What is being asked => Copy out every record below, word for word.

[Figure dataset records]

------------------------------------

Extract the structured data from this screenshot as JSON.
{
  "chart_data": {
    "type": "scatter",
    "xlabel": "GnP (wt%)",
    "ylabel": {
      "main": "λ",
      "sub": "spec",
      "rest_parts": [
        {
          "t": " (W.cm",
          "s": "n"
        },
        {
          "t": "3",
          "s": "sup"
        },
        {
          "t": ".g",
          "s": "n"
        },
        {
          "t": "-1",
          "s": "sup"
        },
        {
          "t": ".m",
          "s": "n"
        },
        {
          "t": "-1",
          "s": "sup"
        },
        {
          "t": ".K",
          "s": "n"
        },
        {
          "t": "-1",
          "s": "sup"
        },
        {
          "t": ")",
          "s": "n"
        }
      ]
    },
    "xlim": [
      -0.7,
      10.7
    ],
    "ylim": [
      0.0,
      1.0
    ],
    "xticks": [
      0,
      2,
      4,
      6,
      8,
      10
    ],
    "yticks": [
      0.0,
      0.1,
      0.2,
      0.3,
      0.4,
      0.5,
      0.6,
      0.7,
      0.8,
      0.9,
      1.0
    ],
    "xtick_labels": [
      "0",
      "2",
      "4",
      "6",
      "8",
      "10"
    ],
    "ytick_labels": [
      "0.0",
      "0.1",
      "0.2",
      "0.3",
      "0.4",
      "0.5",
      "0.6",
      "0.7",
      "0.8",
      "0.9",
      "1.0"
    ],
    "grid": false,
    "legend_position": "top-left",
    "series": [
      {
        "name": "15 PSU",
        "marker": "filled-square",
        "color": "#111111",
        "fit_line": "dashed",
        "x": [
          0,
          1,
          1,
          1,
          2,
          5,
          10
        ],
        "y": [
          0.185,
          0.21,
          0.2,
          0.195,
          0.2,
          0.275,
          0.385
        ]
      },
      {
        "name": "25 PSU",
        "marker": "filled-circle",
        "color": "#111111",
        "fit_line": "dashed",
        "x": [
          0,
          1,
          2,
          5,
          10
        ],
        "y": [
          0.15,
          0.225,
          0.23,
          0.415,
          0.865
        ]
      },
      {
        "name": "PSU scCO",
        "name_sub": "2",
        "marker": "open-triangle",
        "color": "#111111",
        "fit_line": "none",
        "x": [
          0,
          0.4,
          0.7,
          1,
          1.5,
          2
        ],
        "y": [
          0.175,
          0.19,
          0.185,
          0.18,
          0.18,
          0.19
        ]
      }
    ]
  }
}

------------------------------------

The completed task =>
Extract the structured data from this screenshot as JSON.
{
  "chart_data": {
    "type": "scatter",
    "xlabel": "GnP (wt%)",
    "ylabel": {
      "main": "λ",
      "sub": "spec",
      "rest_parts": [
        {
          "t": " (W.cm",
          "s": "n"
        },
        {
          "t": "3",
          "s": "sup"
        },
        {
          "t": ".g",
          "s": "n"
        },
        {
          "t": "-1",
          "s": "sup"
        },
        {
          "t": ".m",
          "s": "n"
        },
        {
          "t": "-1",
          "s": "sup"
        },
        {
          "t": ".K",
          "s": "n"
        },
        {
          "t": "-1",
          "s": "sup"
        },
        {
          "t": ")",
          "s": "n"
        }
      ]
    },
    "xlim": [
      -0.7,
      10.7
    ],
    "ylim": [
      0.0,
      1.0
    ],
    "xticks": [
      0,
      2,
      4,
      6,
      8,
      10
    ],
    "yticks": [
      0.0,
      0.1,
      0.2,
      0.3,
      0.4,
      0.5,
      0.6,
      0.7,
      0.8,
      0.9,
      1.0
    ],
    "xtick_labels": [
      "0",
      "2",
      "4",
      "6",
      "8",
      "10"
    ],
    "ytick_labels": [
      "0.0",
      "0.1",
      "0.2",
      "0.3",
      "0.4",
      "0.5",
      "0.6",
      "0.7",
      "0.8",
      "0.9",
      "1.0"
    ],
    "grid": false,
    "legend_position": "top-left",
    "series": [
      {
        "name": "15 PSU",
        "marker": "filled-square",
        "color": "#111111",
        "fit_line": "dashed",
        "x": [
          0,
          1,
          1,
          1,
          2,
          5,
          10
        ],
        "y": [
          0.185,
          0.21,
          0.2,
          0.195,
          0.2,
          0.275,
          0.385
        ]
      },
      {
        "name": "25 PSU",
        "marker": "filled-circle",
        "color": "#111111",
        "fit_line": "dashed",
        "x": [
          0,
          1,
          2,
          5,
          10
        ],
        "y": [
          0.15,
          0.225,
          0.23,
          0.415,
          0.865
        ]
      },
      {
        "name": "PSU scCO",
        "name_sub": "2",
        "marker": "open-triangle",
        "color": "#111111",
        "fit_line": "none",
        "x": [
          0,
          0.4,
          0.7,
          1,
          1.5,
          2
        ],
        "y": [
          0.175,
          0.19,
          0.185,
          0.18,
          0.18,
          0.19
        ]
      }
    ]
  }
}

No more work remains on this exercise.